Description of the task – Below are the records; pull every line that includes "process".

Given information –

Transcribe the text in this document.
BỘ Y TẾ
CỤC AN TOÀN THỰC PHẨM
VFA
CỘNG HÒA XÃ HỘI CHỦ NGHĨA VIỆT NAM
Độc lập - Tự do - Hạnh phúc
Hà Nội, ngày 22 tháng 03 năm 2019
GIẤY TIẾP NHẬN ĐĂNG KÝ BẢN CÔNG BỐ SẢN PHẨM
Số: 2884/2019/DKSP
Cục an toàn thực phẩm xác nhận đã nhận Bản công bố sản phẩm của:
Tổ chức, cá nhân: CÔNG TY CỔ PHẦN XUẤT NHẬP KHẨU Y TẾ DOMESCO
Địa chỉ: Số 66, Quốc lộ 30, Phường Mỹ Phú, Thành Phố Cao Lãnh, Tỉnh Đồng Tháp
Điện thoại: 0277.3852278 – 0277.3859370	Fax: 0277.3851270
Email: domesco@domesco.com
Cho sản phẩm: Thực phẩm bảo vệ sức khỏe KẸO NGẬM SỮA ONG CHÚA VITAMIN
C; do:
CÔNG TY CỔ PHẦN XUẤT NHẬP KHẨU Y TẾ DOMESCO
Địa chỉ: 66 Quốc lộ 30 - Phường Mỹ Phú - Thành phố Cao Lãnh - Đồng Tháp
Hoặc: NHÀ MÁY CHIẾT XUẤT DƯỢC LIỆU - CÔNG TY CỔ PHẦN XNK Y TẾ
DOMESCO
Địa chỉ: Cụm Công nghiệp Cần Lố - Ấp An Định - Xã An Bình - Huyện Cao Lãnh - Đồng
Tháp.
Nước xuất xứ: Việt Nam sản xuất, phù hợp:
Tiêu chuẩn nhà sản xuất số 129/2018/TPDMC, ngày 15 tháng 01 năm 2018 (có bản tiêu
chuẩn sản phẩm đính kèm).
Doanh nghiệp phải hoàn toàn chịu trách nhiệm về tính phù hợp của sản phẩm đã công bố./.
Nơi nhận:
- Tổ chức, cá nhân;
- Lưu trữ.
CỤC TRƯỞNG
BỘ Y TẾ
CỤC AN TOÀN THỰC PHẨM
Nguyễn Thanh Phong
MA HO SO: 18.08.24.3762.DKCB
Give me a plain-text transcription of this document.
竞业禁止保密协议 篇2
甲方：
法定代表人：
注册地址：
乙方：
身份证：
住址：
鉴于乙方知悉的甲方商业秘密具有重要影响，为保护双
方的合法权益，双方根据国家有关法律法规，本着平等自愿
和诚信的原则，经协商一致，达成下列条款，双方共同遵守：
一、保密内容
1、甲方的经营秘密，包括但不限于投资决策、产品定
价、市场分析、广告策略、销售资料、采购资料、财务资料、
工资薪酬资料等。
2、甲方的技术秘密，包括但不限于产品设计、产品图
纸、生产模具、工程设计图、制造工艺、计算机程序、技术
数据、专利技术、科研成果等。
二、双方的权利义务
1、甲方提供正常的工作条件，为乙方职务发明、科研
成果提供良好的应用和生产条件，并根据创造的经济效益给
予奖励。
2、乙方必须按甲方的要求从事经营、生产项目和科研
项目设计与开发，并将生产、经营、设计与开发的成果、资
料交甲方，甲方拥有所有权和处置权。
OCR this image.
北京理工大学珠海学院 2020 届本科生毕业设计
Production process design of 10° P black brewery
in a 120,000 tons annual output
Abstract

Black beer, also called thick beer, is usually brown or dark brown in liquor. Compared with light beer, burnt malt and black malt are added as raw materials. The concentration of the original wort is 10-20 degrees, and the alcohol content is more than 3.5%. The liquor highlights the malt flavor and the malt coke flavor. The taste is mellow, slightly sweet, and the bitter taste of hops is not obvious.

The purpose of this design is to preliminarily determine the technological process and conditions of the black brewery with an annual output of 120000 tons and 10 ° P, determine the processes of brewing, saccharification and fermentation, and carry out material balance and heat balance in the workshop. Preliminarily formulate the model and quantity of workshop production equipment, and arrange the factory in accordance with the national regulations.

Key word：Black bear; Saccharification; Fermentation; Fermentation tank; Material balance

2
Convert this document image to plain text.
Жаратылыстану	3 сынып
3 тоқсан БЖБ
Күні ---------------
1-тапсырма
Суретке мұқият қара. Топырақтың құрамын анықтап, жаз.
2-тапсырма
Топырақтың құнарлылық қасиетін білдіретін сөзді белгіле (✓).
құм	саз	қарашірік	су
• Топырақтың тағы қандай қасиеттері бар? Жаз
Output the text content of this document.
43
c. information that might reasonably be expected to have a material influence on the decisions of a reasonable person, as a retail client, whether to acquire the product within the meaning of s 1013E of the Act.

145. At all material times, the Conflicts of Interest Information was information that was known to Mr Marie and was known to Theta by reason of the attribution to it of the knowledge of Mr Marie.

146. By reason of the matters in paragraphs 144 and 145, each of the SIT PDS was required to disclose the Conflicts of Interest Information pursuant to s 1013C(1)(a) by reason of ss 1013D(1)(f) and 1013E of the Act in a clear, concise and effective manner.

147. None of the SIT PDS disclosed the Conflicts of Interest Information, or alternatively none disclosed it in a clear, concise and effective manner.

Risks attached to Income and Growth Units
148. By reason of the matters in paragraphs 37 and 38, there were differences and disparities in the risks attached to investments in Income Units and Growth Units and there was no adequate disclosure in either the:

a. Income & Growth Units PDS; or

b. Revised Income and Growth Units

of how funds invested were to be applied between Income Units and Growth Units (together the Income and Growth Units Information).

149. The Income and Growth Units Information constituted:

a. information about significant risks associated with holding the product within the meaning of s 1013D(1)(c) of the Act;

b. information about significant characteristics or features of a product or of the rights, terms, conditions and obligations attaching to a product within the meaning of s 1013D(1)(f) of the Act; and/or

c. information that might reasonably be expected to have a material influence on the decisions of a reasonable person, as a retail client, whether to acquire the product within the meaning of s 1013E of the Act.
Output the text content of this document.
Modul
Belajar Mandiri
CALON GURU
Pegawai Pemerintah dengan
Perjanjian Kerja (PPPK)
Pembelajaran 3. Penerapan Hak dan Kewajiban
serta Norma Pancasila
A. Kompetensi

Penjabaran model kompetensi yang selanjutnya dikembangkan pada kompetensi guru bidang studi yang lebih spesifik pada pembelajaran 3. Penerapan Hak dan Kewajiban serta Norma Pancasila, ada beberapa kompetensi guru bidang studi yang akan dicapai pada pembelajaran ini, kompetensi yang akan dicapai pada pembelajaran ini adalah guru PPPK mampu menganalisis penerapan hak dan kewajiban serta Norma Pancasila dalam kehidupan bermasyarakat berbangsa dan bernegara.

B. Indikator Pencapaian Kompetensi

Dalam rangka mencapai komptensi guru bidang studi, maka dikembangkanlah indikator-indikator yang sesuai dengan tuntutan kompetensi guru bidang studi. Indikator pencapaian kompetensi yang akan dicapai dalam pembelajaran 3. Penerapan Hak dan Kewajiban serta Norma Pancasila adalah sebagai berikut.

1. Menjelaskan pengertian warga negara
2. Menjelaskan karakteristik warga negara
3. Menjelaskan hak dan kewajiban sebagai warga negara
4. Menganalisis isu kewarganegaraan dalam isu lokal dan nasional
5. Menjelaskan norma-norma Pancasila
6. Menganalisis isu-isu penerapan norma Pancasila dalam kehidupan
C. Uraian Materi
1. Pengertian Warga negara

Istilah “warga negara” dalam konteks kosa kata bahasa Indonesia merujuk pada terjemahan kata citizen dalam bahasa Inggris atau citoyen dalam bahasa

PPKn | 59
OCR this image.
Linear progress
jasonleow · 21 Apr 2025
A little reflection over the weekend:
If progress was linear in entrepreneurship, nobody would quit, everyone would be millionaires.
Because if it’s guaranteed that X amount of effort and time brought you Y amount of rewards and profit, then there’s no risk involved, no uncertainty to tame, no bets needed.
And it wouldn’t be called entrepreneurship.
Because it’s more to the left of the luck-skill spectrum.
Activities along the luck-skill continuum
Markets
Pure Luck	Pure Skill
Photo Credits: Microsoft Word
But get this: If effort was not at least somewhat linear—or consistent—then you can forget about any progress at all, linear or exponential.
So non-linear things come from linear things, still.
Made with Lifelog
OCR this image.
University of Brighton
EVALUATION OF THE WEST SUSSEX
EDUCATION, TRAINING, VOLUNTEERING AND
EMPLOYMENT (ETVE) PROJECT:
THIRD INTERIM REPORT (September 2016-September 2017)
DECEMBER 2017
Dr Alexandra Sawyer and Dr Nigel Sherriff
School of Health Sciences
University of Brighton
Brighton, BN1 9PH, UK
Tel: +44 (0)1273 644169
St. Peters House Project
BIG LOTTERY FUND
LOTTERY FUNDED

Finished exercise –
Production process design of 10° P black brewery
The purpose of this design is to preliminarily determine the technological process and conditions of the black brewery with an annual output of 120000 tons and 10 ° P, determine the processes of brewing, saccharification and fermentation, and carry out material balance and heat balance in the workshop. Preliminarily formulate the model and quantity of workshop production equipment, and arrange the factory in accordance with the national regulations.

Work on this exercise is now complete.